Stated exercise -
Write out the records beneath this line exactly as they appear, minus any images.
-- START OF Records to process --
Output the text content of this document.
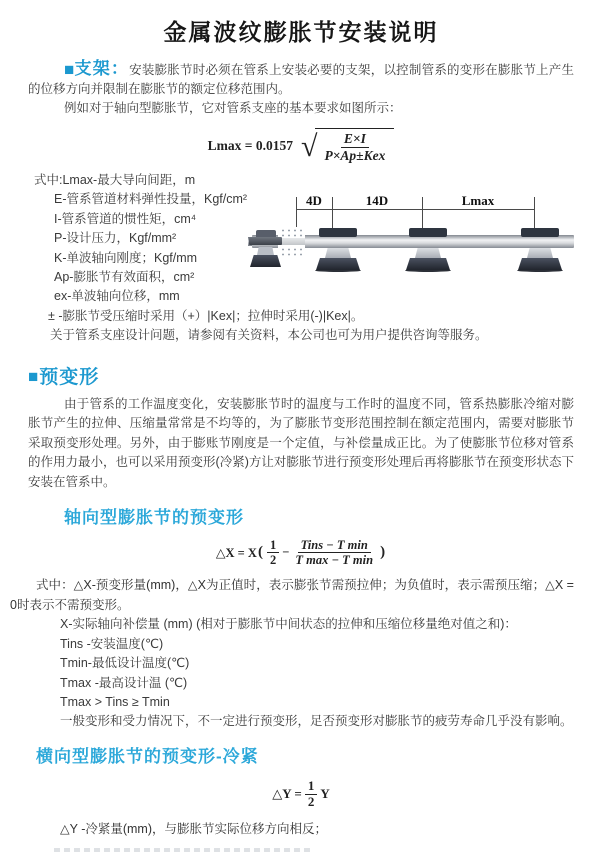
金属波纹膨胀节安装说明

■支架：安装膨胀节时必须在管系上安装必要的支架，以控制管系的变形在膨胀节上产生的位移方向并限制在膨胀节的额定位移范围内。

例如对于轴向型膨胀节，它对管系支座的基本要求如图所示：

Lmax = 0.0157 √ $\frac{E\times I}{\text{P×Ap±Kex}}$
式中:Lmax-最大导向间距，m
E-管系管道材料弹性投量，Kgf/cm²
I-管系管道的惯性矩，cm⁴
P-设计压力，Kgf/mm²
K-单波轴向刚度；Kgf/mm
Ap-膨胀节有效面积，cm²
ex-单波轴向位移，mm
± -膨胀节受压缩时采用（+）|Kex|；拉伸时采用(-)|Kex|。
关于管系支座设计问题，请参阅有关资料，本公司也可为用户提供咨询等服务。
4D	14D	Lmax
■预变形

由于管系的工作温度变化，安装膨胀节时的温度与工作时的温度不同，管系热膨胀冷缩对膨胀节产生的拉伸、压缩量常常是不均等的，为了膨胀节变形范围控制在额定范围内，需要对膨胀节采取预变形处理。另外，由于膨账节刚度是一个定值，与补偿量成正比。为了使膨胀节位移对管系的作用力最小，也可以采用预变形(冷紧)方让对膨胀节进行预变形处理后再将膨胀节在预变形状态下安装在管系中。

轴向型膨胀节的预变形
△X = X ( $\frac{1}{2} - \frac{\text{Tins − T min}}{\text{T max − T min}}$ )

式中：△X-预变形量(mm)，△X为正值时，表示膨张节需预拉伸；为负值时，表示需预压缩；△X = 0时表示不需预变形。

X-实际轴向补偿量 (mm) (相对于膨胀节中间状态的拉伸和压缩位移量绝对值之和)：
Tins -安装温度(℃)
Tmin-最低设计温度(℃)
Tmax -最高设计温 (℃)
Tmax > Tins ≥ Tmin
一般变形和受力情况下，不一定进行预变形，足否预变形对膨胀节的疲劳寿命几乎没有影响。
横向型膨胀节的预变形-冷紧
△Y = $\frac{1}{2}$ Y
△Y -冷紧量(mm)，与膨胀节实际位移方向相反；
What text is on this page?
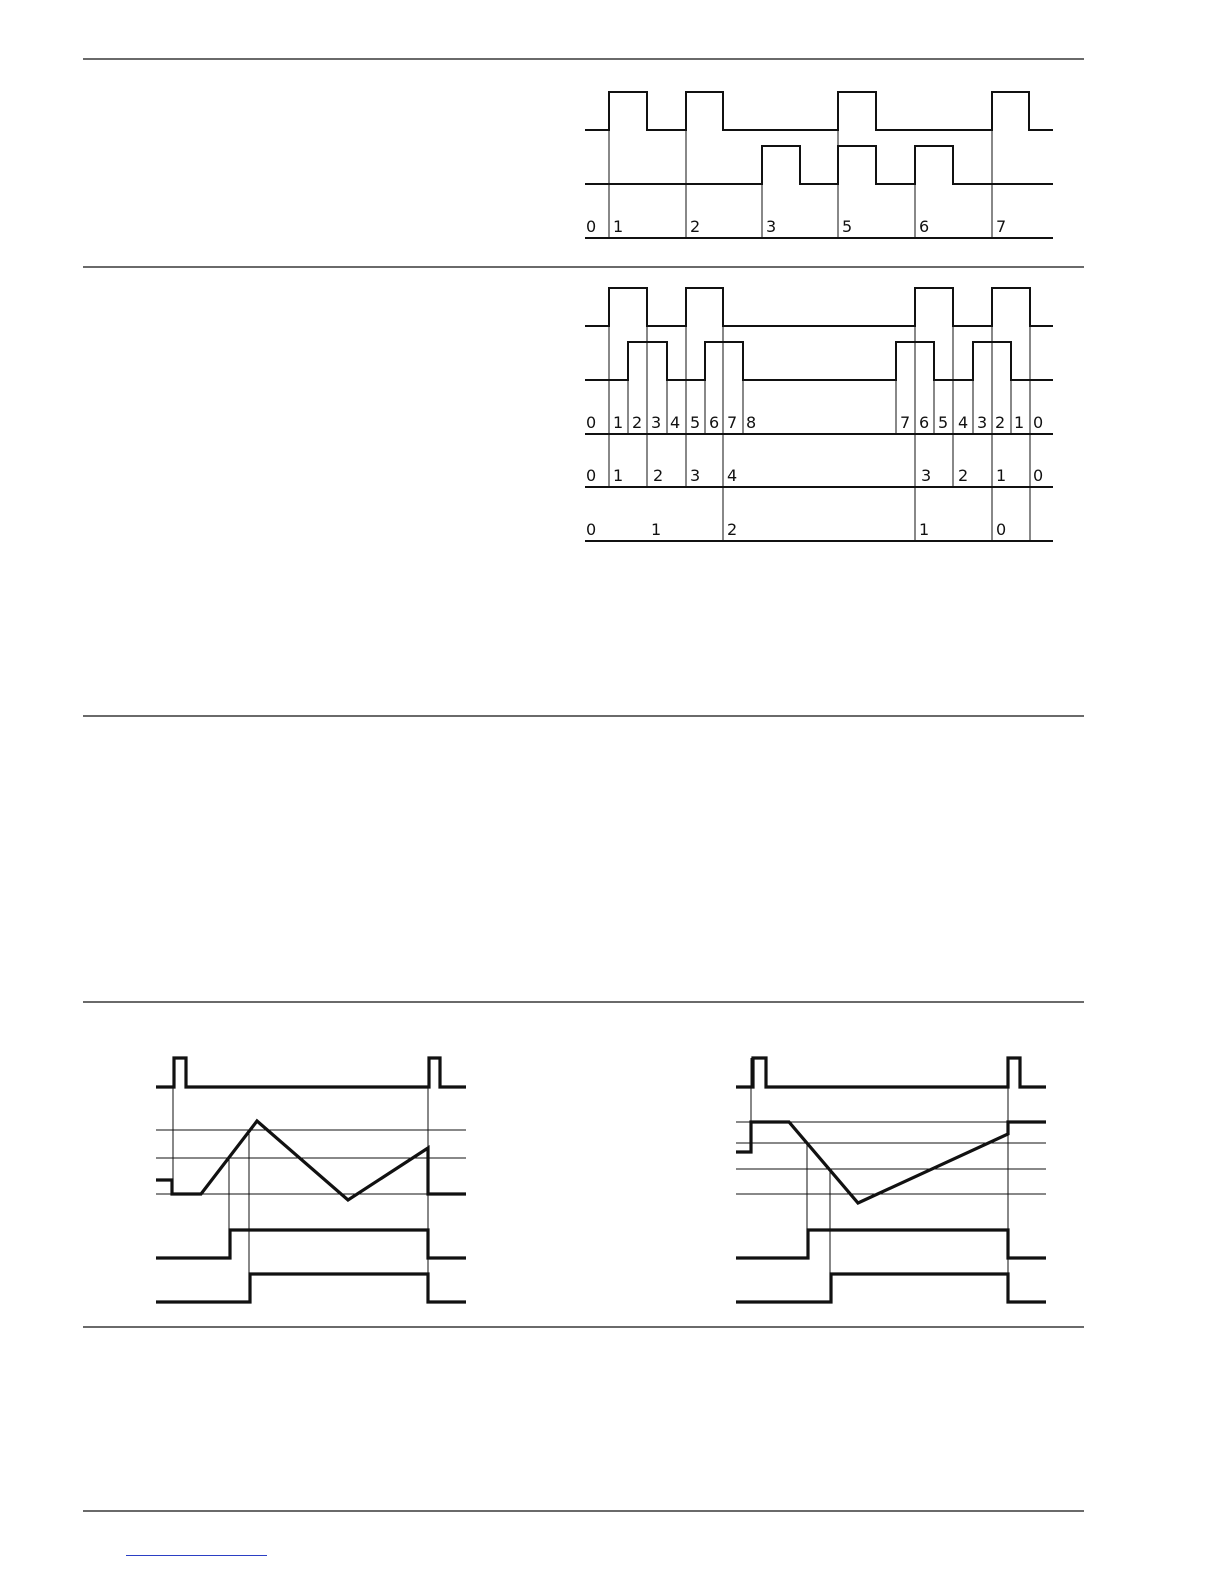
0 1	2	3	5	6	7
0 1 2 3 4 5 6 7 8	7 6 5 4 3 2 1 0
0 1 2 3 4	3 2 1 0
0	1	2	1	0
-- END OF Records to process --
Finished task -
Output the text content of this document.
金属波纹膨胀节安装说明

■支架：安装膨胀节时必须在管系上安装必要的支架，以控制管系的变形在膨胀节上产生的位移方向并限制在膨胀节的额定位移范围内。

例如对于轴向型膨胀节，它对管系支座的基本要求如图所示：

Lmax = 0.0157 √ $\frac{E\times I}{\text{P×Ap±Kex}}$
式中:Lmax-最大导向间距，m
E-管系管道材料弹性投量，Kgf/cm²
I-管系管道的惯性矩，cm⁴
P-设计压力，Kgf/mm²
K-单波轴向刚度；Kgf/mm
Ap-膨胀节有效面积，cm²
ex-单波轴向位移，mm
± -膨胀节受压缩时采用（+）|Kex|；拉伸时采用(-)|Kex|。
关于管系支座设计问题，请参阅有关资料，本公司也可为用户提供咨询等服务。
4D	14D	Lmax
■预变形

由于管系的工作温度变化，安装膨胀节时的温度与工作时的温度不同，管系热膨胀冷缩对膨胀节产生的拉伸、压缩量常常是不均等的，为了膨胀节变形范围控制在额定范围内，需要对膨胀节采取预变形处理。另外，由于膨账节刚度是一个定值，与补偿量成正比。为了使膨胀节位移对管系的作用力最小，也可以采用预变形(冷紧)方让对膨胀节进行预变形处理后再将膨胀节在预变形状态下安装在管系中。

轴向型膨胀节的预变形
△X = X ( $\frac{1}{2} - \frac{\text{Tins − T min}}{\text{T max − T min}}$ )

式中：△X-预变形量(mm)，△X为正值时，表示膨张节需预拉伸；为负值时，表示需预压缩；△X = 0时表示不需预变形。

X-实际轴向补偿量 (mm) (相对于膨胀节中间状态的拉伸和压缩位移量绝对值之和)：
Tins -安装温度(℃)
Tmin-最低设计温度(℃)
Tmax -最高设计温 (℃)
Tmax > Tins ≥ Tmin
一般变形和受力情况下，不一定进行预变形，足否预变形对膨胀节的疲劳寿命几乎没有影响。
横向型膨胀节的预变形-冷紧
△Y = $\frac{1}{2}$ Y
△Y -冷紧量(mm)，与膨胀节实际位移方向相反；
What text is on this page?
0 1	2	3	5	6	7
0 1 2 3 4 5 6 7 8	7 6 5 4 3 2 1 0
0 1 2 3 4	3 2 1 0
0	1	2	1	0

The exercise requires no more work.